>> start Dataset records

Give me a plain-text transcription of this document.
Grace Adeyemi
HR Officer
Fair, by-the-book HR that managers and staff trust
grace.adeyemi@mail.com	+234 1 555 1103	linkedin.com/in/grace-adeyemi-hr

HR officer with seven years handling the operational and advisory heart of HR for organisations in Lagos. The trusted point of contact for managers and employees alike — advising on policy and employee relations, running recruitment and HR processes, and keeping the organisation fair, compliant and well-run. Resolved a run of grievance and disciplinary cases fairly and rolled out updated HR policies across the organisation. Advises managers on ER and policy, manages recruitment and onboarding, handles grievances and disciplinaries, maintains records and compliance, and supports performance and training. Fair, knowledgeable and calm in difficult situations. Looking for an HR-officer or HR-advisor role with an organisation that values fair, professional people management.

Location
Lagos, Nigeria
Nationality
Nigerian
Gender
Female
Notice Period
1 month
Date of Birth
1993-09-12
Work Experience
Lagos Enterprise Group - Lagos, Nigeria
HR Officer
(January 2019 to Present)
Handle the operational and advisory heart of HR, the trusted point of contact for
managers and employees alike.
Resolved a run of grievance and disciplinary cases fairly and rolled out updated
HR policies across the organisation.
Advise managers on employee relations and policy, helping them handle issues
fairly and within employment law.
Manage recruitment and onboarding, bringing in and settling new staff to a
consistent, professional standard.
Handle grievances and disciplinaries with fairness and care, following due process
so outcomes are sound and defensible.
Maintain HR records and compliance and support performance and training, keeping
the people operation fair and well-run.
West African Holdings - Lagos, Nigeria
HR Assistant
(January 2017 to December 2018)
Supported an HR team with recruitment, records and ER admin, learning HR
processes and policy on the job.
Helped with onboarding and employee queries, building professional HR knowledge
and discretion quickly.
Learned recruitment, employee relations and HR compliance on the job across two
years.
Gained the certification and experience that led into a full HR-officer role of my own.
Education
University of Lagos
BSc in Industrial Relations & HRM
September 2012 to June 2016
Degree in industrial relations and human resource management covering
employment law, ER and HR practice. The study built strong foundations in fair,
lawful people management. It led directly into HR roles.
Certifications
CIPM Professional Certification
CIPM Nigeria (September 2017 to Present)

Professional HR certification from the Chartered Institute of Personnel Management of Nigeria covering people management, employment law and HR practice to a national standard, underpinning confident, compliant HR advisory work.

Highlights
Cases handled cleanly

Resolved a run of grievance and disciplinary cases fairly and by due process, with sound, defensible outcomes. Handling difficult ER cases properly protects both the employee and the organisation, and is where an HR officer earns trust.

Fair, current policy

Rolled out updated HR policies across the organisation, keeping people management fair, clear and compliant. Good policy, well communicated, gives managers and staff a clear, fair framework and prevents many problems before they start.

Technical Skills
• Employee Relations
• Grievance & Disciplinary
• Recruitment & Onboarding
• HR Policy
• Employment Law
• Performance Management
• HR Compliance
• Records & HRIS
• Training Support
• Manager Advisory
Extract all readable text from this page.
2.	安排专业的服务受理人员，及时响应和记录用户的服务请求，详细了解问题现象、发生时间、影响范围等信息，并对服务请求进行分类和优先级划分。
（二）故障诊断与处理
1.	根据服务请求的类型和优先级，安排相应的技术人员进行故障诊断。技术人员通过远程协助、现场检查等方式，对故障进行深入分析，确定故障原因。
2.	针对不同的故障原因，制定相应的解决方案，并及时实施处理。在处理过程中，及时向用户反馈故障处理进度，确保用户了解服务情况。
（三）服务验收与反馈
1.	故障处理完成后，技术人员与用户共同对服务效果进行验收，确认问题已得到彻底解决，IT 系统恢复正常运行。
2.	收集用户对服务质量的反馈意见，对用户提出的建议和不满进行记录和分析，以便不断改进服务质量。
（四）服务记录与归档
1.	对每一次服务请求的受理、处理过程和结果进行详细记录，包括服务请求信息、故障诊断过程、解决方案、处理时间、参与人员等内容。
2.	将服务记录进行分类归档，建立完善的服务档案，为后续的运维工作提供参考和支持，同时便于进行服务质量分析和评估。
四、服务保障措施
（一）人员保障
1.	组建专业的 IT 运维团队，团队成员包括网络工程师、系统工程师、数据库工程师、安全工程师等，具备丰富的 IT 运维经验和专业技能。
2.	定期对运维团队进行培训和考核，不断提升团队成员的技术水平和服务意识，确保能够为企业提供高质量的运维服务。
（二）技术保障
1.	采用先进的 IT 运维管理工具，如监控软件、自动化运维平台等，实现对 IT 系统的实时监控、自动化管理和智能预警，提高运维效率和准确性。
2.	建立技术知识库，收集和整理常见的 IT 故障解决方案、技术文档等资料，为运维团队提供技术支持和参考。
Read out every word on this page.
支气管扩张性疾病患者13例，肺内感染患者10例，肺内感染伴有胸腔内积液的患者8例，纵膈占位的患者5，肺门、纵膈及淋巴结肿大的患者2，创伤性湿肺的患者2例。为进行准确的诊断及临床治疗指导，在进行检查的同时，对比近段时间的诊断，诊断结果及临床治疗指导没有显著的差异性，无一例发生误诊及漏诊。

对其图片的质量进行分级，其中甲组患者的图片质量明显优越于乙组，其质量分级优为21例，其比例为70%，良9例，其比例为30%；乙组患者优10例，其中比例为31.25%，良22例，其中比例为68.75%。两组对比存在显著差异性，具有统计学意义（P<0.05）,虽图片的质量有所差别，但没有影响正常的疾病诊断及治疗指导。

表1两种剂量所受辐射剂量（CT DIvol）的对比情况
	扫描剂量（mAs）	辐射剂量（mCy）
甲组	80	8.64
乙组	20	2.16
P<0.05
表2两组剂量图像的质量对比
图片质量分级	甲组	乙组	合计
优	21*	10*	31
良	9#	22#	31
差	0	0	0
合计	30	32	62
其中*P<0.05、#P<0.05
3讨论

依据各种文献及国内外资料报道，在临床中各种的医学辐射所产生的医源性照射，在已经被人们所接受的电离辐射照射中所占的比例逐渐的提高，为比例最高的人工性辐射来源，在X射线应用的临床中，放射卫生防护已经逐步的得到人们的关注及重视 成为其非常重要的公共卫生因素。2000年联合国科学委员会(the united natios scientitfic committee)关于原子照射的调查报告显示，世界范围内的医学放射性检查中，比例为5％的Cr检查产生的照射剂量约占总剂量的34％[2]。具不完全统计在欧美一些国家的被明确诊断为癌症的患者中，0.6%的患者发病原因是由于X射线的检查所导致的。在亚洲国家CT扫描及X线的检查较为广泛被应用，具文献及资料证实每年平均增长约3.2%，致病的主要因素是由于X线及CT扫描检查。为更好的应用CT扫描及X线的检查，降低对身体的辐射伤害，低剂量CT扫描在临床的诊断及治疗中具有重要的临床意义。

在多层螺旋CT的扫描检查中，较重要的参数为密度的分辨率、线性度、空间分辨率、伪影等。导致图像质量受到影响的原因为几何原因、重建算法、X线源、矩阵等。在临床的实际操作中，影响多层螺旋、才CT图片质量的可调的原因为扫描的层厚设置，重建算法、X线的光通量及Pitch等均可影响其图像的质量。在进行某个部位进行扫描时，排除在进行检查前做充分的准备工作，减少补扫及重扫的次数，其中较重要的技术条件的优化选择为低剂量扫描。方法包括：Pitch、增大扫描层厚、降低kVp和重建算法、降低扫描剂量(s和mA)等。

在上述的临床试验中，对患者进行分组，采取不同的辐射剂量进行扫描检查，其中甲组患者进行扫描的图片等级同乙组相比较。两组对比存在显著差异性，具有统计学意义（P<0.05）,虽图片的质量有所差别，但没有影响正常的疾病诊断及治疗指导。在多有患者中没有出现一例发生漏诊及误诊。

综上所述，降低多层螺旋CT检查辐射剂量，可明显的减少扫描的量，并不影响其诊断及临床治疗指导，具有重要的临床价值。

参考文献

>> end Dataset records

_Problem statement_
Using the entries above, please restate each one word for word.

_Result for this task_
Give me a plain-text transcription of this document.
Grace Adeyemi
HR Officer
Fair, by-the-book HR that managers and staff trust
grace.adeyemi@mail.com	+234 1 555 1103	linkedin.com/in/grace-adeyemi-hr

HR officer with seven years handling the operational and advisory heart of HR for organisations in Lagos. The trusted point of contact for managers and employees alike — advising on policy and employee relations, running recruitment and HR processes, and keeping the organisation fair, compliant and well-run. Resolved a run of grievance and disciplinary cases fairly and rolled out updated HR policies across the organisation. Advises managers on ER and policy, manages recruitment and onboarding, handles grievances and disciplinaries, maintains records and compliance, and supports performance and training. Fair, knowledgeable and calm in difficult situations. Looking for an HR-officer or HR-advisor role with an organisation that values fair, professional people management.

Location
Lagos, Nigeria
Nationality
Nigerian
Gender
Female
Notice Period
1 month
Date of Birth
1993-09-12
Work Experience
Lagos Enterprise Group - Lagos, Nigeria
HR Officer
(January 2019 to Present)
Handle the operational and advisory heart of HR, the trusted point of contact for
managers and employees alike.
Resolved a run of grievance and disciplinary cases fairly and rolled out updated
HR policies across the organisation.
Advise managers on employee relations and policy, helping them handle issues
fairly and within employment law.
Manage recruitment and onboarding, bringing in and settling new staff to a
consistent, professional standard.
Handle grievances and disciplinaries with fairness and care, following due process
so outcomes are sound and defensible.
Maintain HR records and compliance and support performance and training, keeping
the people operation fair and well-run.
West African Holdings - Lagos, Nigeria
HR Assistant
(January 2017 to December 2018)
Supported an HR team with recruitment, records and ER admin, learning HR
processes and policy on the job.
Helped with onboarding and employee queries, building professional HR knowledge
and discretion quickly.
Learned recruitment, employee relations and HR compliance on the job across two
years.
Gained the certification and experience that led into a full HR-officer role of my own.
Education
University of Lagos
BSc in Industrial Relations & HRM
September 2012 to June 2016
Degree in industrial relations and human resource management covering
employment law, ER and HR practice. The study built strong foundations in fair,
lawful people management. It led directly into HR roles.
Certifications
CIPM Professional Certification
CIPM Nigeria (September 2017 to Present)

Professional HR certification from the Chartered Institute of Personnel Management of Nigeria covering people management, employment law and HR practice to a national standard, underpinning confident, compliant HR advisory work.

Highlights
Cases handled cleanly

Resolved a run of grievance and disciplinary cases fairly and by due process, with sound, defensible outcomes. Handling difficult ER cases properly protects both the employee and the organisation, and is where an HR officer earns trust.

Fair, current policy

Rolled out updated HR policies across the organisation, keeping people management fair, clear and compliant. Good policy, well communicated, gives managers and staff a clear, fair framework and prevents many problems before they start.

Technical Skills
• Employee Relations
• Grievance & Disciplinary
• Recruitment & Onboarding
• HR Policy
• Employment Law
• Performance Management
• HR Compliance
• Records & HRIS
• Training Support
• Manager Advisory
Extract all readable text from this page.
2.	安排专业的服务受理人员，及时响应和记录用户的服务请求，详细了解问题现象、发生时间、影响范围等信息，并对服务请求进行分类和优先级划分。
（二）故障诊断与处理
1.	根据服务请求的类型和优先级，安排相应的技术人员进行故障诊断。技术人员通过远程协助、现场检查等方式，对故障进行深入分析，确定故障原因。
2.	针对不同的故障原因，制定相应的解决方案，并及时实施处理。在处理过程中，及时向用户反馈故障处理进度，确保用户了解服务情况。
（三）服务验收与反馈
1.	故障处理完成后，技术人员与用户共同对服务效果进行验收，确认问题已得到彻底解决，IT 系统恢复正常运行。
2.	收集用户对服务质量的反馈意见，对用户提出的建议和不满进行记录和分析，以便不断改进服务质量。
（四）服务记录与归档
1.	对每一次服务请求的受理、处理过程和结果进行详细记录，包括服务请求信息、故障诊断过程、解决方案、处理时间、参与人员等内容。
2.	将服务记录进行分类归档，建立完善的服务档案，为后续的运维工作提供参考和支持，同时便于进行服务质量分析和评估。
四、服务保障措施
（一）人员保障
1.	组建专业的 IT 运维团队，团队成员包括网络工程师、系统工程师、数据库工程师、安全工程师等，具备丰富的 IT 运维经验和专业技能。
2.	定期对运维团队进行培训和考核，不断提升团队成员的技术水平和服务意识，确保能够为企业提供高质量的运维服务。
（二）技术保障
1.	采用先进的 IT 运维管理工具，如监控软件、自动化运维平台等，实现对 IT 系统的实时监控、自动化管理和智能预警，提高运维效率和准确性。
2.	建立技术知识库，收集和整理常见的 IT 故障解决方案、技术文档等资料，为运维团队提供技术支持和参考。
Read out every word on this page.
支气管扩张性疾病患者13例，肺内感染患者10例，肺内感染伴有胸腔内积液的患者8例，纵膈占位的患者5，肺门、纵膈及淋巴结肿大的患者2，创伤性湿肺的患者2例。为进行准确的诊断及临床治疗指导，在进行检查的同时，对比近段时间的诊断，诊断结果及临床治疗指导没有显著的差异性，无一例发生误诊及漏诊。

对其图片的质量进行分级，其中甲组患者的图片质量明显优越于乙组，其质量分级优为21例，其比例为70%，良9例，其比例为30%；乙组患者优10例，其中比例为31.25%，良22例，其中比例为68.75%。两组对比存在显著差异性，具有统计学意义（P<0.05）,虽图片的质量有所差别，但没有影响正常的疾病诊断及治疗指导。

表1两种剂量所受辐射剂量（CT DIvol）的对比情况
	扫描剂量（mAs）	辐射剂量（mCy）
甲组	80	8.64
乙组	20	2.16
P<0.05
表2两组剂量图像的质量对比
图片质量分级	甲组	乙组	合计
优	21*	10*	31
良	9#	22#	31
差	0	0	0
合计	30	32	62
其中*P<0.05、#P<0.05
3讨论

依据各种文献及国内外资料报道，在临床中各种的医学辐射所产生的医源性照射，在已经被人们所接受的电离辐射照射中所占的比例逐渐的提高，为比例最高的人工性辐射来源，在X射线应用的临床中，放射卫生防护已经逐步的得到人们的关注及重视 成为其非常重要的公共卫生因素。2000年联合国科学委员会(the united natios scientitfic committee)关于原子照射的调查报告显示，世界范围内的医学放射性检查中，比例为5％的Cr检查产生的照射剂量约占总剂量的34％[2]。具不完全统计在欧美一些国家的被明确诊断为癌症的患者中，0.6%的患者发病原因是由于X射线的检查所导致的。在亚洲国家CT扫描及X线的检查较为广泛被应用，具文献及资料证实每年平均增长约3.2%，致病的主要因素是由于X线及CT扫描检查。为更好的应用CT扫描及X线的检查，降低对身体的辐射伤害，低剂量CT扫描在临床的诊断及治疗中具有重要的临床意义。

在多层螺旋CT的扫描检查中，较重要的参数为密度的分辨率、线性度、空间分辨率、伪影等。导致图像质量受到影响的原因为几何原因、重建算法、X线源、矩阵等。在临床的实际操作中，影响多层螺旋、才CT图片质量的可调的原因为扫描的层厚设置，重建算法、X线的光通量及Pitch等均可影响其图像的质量。在进行某个部位进行扫描时，排除在进行检查前做充分的准备工作，减少补扫及重扫的次数，其中较重要的技术条件的优化选择为低剂量扫描。方法包括：Pitch、增大扫描层厚、降低kVp和重建算法、降低扫描剂量(s和mA)等。

在上述的临床试验中，对患者进行分组，采取不同的辐射剂量进行扫描检查，其中甲组患者进行扫描的图片等级同乙组相比较。两组对比存在显著差异性，具有统计学意义（P<0.05）,虽图片的质量有所差别，但没有影响正常的疾病诊断及治疗指导。在多有患者中没有出现一例发生漏诊及误诊。

综上所述，降低多层螺旋CT检查辐射剂量，可明显的减少扫描的量，并不影响其诊断及临床治疗指导，具有重要的临床价值。

参考文献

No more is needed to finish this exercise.